◆ **EXERCISE**
Without the pictures, write out all the lines below exactly as they appear.

(Stored entries)

====

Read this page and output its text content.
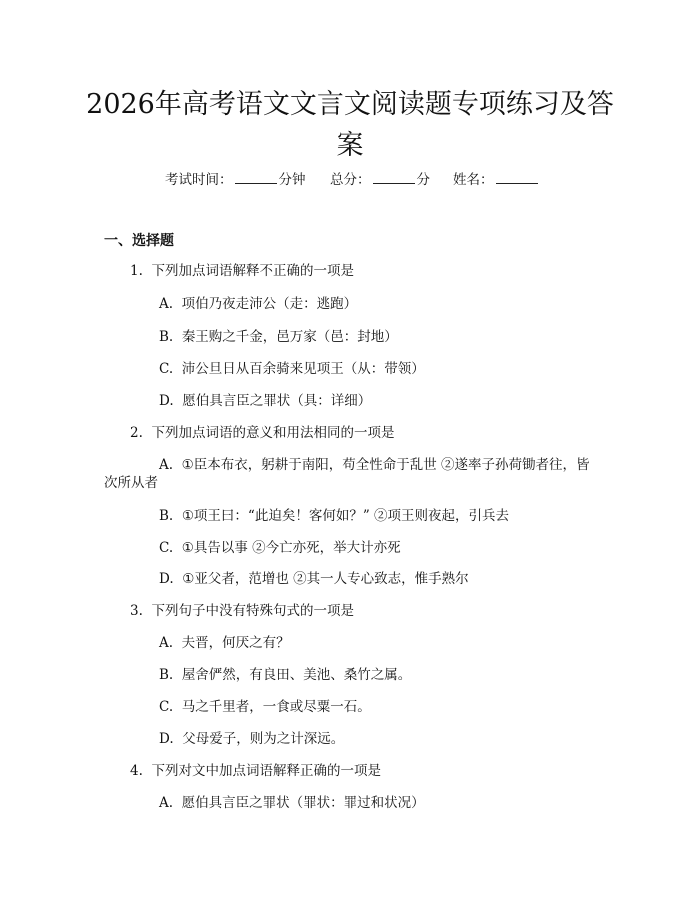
2026年高考语文文言文阅读题专项练习及答案
考试时间：	分钟 总分：	分 姓名：
一、选择题
1. 下列加点词语解释不正确的一项是
A. 项伯乃夜走沛公（走：逃跑）
B. 秦王购之千金，邑万家（邑：封地）
C. 沛公旦日从百余骑来见项王（从：带领）
D. 愿伯具言臣之罪状（具：详细）
2. 下列加点词语的意义和用法相同的一项是
A. ①臣本布衣，躬耕于南阳，苟全性命于乱世 ②遂率子孙荷锄者往，皆
次所从者
B. ①项王曰：“此迫矣！客何如？” ②项王则夜起，引兵去
C. ①具告以事 ②今亡亦死，举大计亦死
D. ①亚父者，范增也 ②其一人专心致志，惟手熟尔
3. 下列句子中没有特殊句式的一项是
A. 夫晋，何厌之有？
B. 屋舍俨然，有良田、美池、桑竹之属。
C. 马之千里者，一食或尽粟一石。
D. 父母爱子，则为之计深远。
4. 下列对文中加点词语解释正确的一项是
A. 愿伯具言臣之罪状（罪状：罪过和状况）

====

◆ **OUTPUT BELOW**
Read this page and output its text content.
2026年高考语文文言文阅读题专项练习及答案
考试时间：	分钟 总分：	分 姓名：
一、选择题
1. 下列加点词语解释不正确的一项是
A. 项伯乃夜走沛公（走：逃跑）
B. 秦王购之千金，邑万家（邑：封地）
C. 沛公旦日从百余骑来见项王（从：带领）
D. 愿伯具言臣之罪状（具：详细）
2. 下列加点词语的意义和用法相同的一项是
A. ①臣本布衣，躬耕于南阳，苟全性命于乱世 ②遂率子孙荷锄者往，皆
次所从者
B. ①项王曰：“此迫矣！客何如？” ②项王则夜起，引兵去
C. ①具告以事 ②今亡亦死，举大计亦死
D. ①亚父者，范增也 ②其一人专心致志，惟手熟尔
3. 下列句子中没有特殊句式的一项是
A. 夫晋，何厌之有？
B. 屋舍俨然，有良田、美池、桑竹之属。
C. 马之千里者，一食或尽粟一石。
D. 父母爱子，则为之计深远。
4. 下列对文中加点词语解释正确的一项是
A. 愿伯具言臣之罪状（罪状：罪过和状况）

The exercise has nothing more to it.